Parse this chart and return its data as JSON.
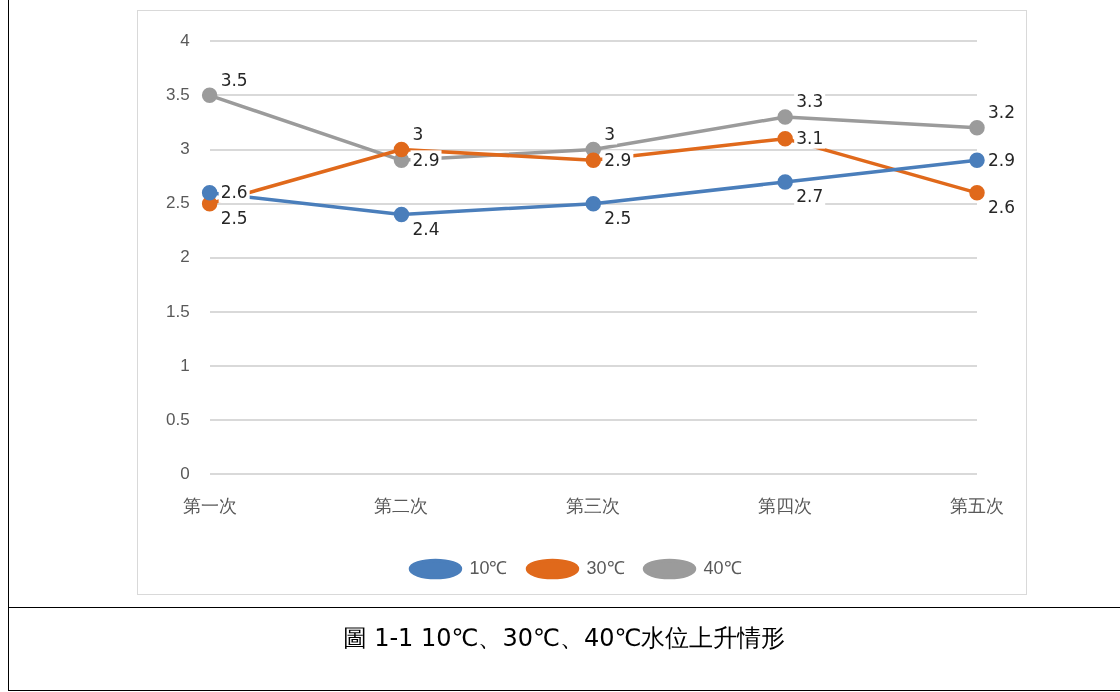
{
  "chart_data": {
    "type": "line",
    "categories": [
      "第一次",
      "第二次",
      "第三次",
      "第四次",
      "第五次"
    ],
    "series": [
      {
        "name": "10℃",
        "color": "#4a7ebb",
        "values": [
          2.6,
          2.4,
          2.5,
          2.7,
          2.9
        ]
      },
      {
        "name": "30℃",
        "color": "#e0691b",
        "values": [
          2.5,
          3,
          2.9,
          3.1,
          2.6
        ]
      },
      {
        "name": "40℃",
        "color": "#9b9b9b",
        "values": [
          3.5,
          2.9,
          3,
          3.3,
          3.2
        ]
      }
    ],
    "ylim": [
      0,
      4
    ],
    "yticks": [
      0,
      0.5,
      1,
      1.5,
      2,
      2.5,
      3,
      3.5,
      4
    ],
    "grid": "y",
    "legend": "bottom",
    "marker": "circle",
    "line_style": "solid",
    "data_labels": true,
    "annotations": [
      "圖 1-1 10℃、30℃、40℃水位上升情形"
    ]
  }
}
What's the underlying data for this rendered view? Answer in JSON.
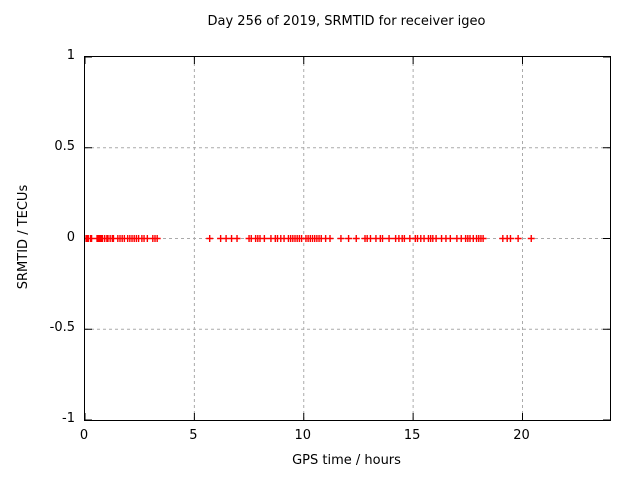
{
  "window": {
    "background": "#ffffff"
  },
  "chart_data": {
    "type": "scatter",
    "title": "Day 256 of 2019, SRMTID for receiver igeo",
    "xlabel": "GPS time / hours",
    "ylabel": "SRMTID / TECUs",
    "xlim": [
      0,
      24
    ],
    "ylim": [
      -1,
      1
    ],
    "xticks": [
      0,
      5,
      10,
      15,
      20
    ],
    "yticks": [
      1,
      0.5,
      0,
      -0.5,
      -1
    ],
    "xtick_labels": [
      "0",
      "5",
      "10",
      "15",
      "20"
    ],
    "ytick_labels": [
      "1",
      "0.5",
      "0",
      "-0.5",
      "-1"
    ],
    "grid": true,
    "grid_color": "#aaaaaa",
    "grid_style": "dashed",
    "legend": "none",
    "marker": "plus",
    "marker_color": "#ff0000",
    "marker_size": 7,
    "series": [
      {
        "name": "SRMTID",
        "points": [
          [
            0.05,
            0
          ],
          [
            0.1,
            0
          ],
          [
            0.15,
            0
          ],
          [
            0.25,
            0
          ],
          [
            0.3,
            0
          ],
          [
            0.55,
            0
          ],
          [
            0.6,
            0
          ],
          [
            0.65,
            0
          ],
          [
            0.7,
            0
          ],
          [
            0.75,
            0
          ],
          [
            0.8,
            0
          ],
          [
            0.9,
            0
          ],
          [
            1.0,
            0
          ],
          [
            1.05,
            0
          ],
          [
            1.15,
            0
          ],
          [
            1.25,
            0
          ],
          [
            1.3,
            0
          ],
          [
            1.5,
            0
          ],
          [
            1.6,
            0
          ],
          [
            1.7,
            0
          ],
          [
            1.8,
            0
          ],
          [
            1.95,
            0
          ],
          [
            2.05,
            0
          ],
          [
            2.15,
            0
          ],
          [
            2.25,
            0
          ],
          [
            2.35,
            0
          ],
          [
            2.45,
            0
          ],
          [
            2.6,
            0
          ],
          [
            2.7,
            0
          ],
          [
            2.85,
            0
          ],
          [
            3.1,
            0
          ],
          [
            3.2,
            0
          ],
          [
            3.3,
            0
          ],
          [
            5.7,
            0
          ],
          [
            6.2,
            0
          ],
          [
            6.45,
            0
          ],
          [
            6.7,
            0
          ],
          [
            6.95,
            0
          ],
          [
            7.5,
            0
          ],
          [
            7.6,
            0
          ],
          [
            7.8,
            0
          ],
          [
            7.9,
            0
          ],
          [
            8.0,
            0
          ],
          [
            8.2,
            0
          ],
          [
            8.5,
            0
          ],
          [
            8.7,
            0
          ],
          [
            8.8,
            0
          ],
          [
            8.95,
            0
          ],
          [
            9.1,
            0
          ],
          [
            9.3,
            0
          ],
          [
            9.4,
            0
          ],
          [
            9.5,
            0
          ],
          [
            9.6,
            0
          ],
          [
            9.7,
            0
          ],
          [
            9.8,
            0
          ],
          [
            9.9,
            0
          ],
          [
            10.1,
            0
          ],
          [
            10.2,
            0
          ],
          [
            10.3,
            0
          ],
          [
            10.4,
            0
          ],
          [
            10.5,
            0
          ],
          [
            10.6,
            0
          ],
          [
            10.7,
            0
          ],
          [
            10.8,
            0
          ],
          [
            11.0,
            0
          ],
          [
            11.2,
            0
          ],
          [
            11.7,
            0
          ],
          [
            12.05,
            0
          ],
          [
            12.4,
            0
          ],
          [
            12.8,
            0
          ],
          [
            12.9,
            0
          ],
          [
            13.05,
            0
          ],
          [
            13.3,
            0
          ],
          [
            13.5,
            0
          ],
          [
            13.6,
            0
          ],
          [
            13.9,
            0
          ],
          [
            14.2,
            0
          ],
          [
            14.35,
            0
          ],
          [
            14.5,
            0
          ],
          [
            14.6,
            0
          ],
          [
            14.85,
            0
          ],
          [
            15.1,
            0
          ],
          [
            15.2,
            0
          ],
          [
            15.35,
            0
          ],
          [
            15.5,
            0
          ],
          [
            15.7,
            0
          ],
          [
            15.8,
            0
          ],
          [
            15.9,
            0
          ],
          [
            16.05,
            0
          ],
          [
            16.3,
            0
          ],
          [
            16.5,
            0
          ],
          [
            16.7,
            0
          ],
          [
            17.0,
            0
          ],
          [
            17.2,
            0
          ],
          [
            17.4,
            0
          ],
          [
            17.5,
            0
          ],
          [
            17.6,
            0
          ],
          [
            17.75,
            0
          ],
          [
            17.9,
            0
          ],
          [
            18.0,
            0
          ],
          [
            18.1,
            0
          ],
          [
            18.2,
            0
          ],
          [
            19.1,
            0
          ],
          [
            19.3,
            0
          ],
          [
            19.45,
            0
          ],
          [
            19.8,
            0
          ],
          [
            20.4,
            0
          ]
        ]
      }
    ]
  }
}
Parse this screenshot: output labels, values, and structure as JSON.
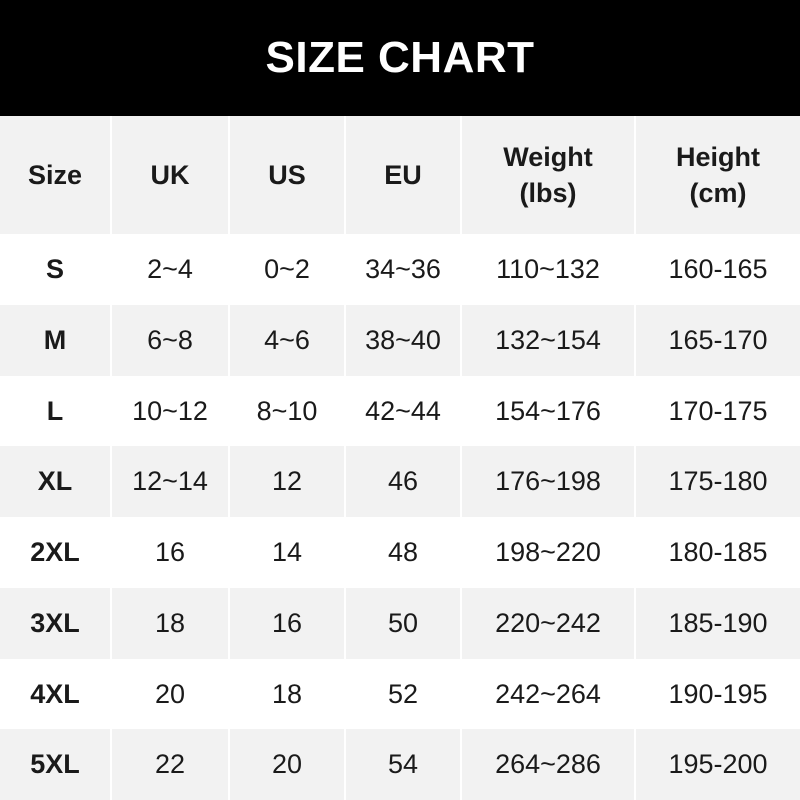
{
  "title": "SIZE CHART",
  "headers": [
    "Size",
    "UK",
    "US",
    "EU",
    "Weight\n(lbs)",
    "Height\n(cm)"
  ],
  "rows": [
    [
      "S",
      "2~4",
      "0~2",
      "34~36",
      "110~132",
      "160-165"
    ],
    [
      "M",
      "6~8",
      "4~6",
      "38~40",
      "132~154",
      "165-170"
    ],
    [
      "L",
      "10~12",
      "8~10",
      "42~44",
      "154~176",
      "170-175"
    ],
    [
      "XL",
      "12~14",
      "12",
      "46",
      "176~198",
      "175-180"
    ],
    [
      "2XL",
      "16",
      "14",
      "48",
      "198~220",
      "180-185"
    ],
    [
      "3XL",
      "18",
      "16",
      "50",
      "220~242",
      "185-190"
    ],
    [
      "4XL",
      "20",
      "18",
      "52",
      "242~264",
      "190-195"
    ],
    [
      "5XL",
      "22",
      "20",
      "54",
      "264~286",
      "195-200"
    ]
  ],
  "colors": {
    "banner": "#000000",
    "header_bg": "#f2f2f2",
    "stripe": "#f2f2f2",
    "text": "#1a1a1a"
  }
}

### To do
Find the lines above that include the string "this" and copy them.

### Solution to the problem
Parse this chart and return its data as JSON.
What's the underlying data for this rendered view? Answer in JSON.
Parse this screenshot: output labels, values, and structure as JSON.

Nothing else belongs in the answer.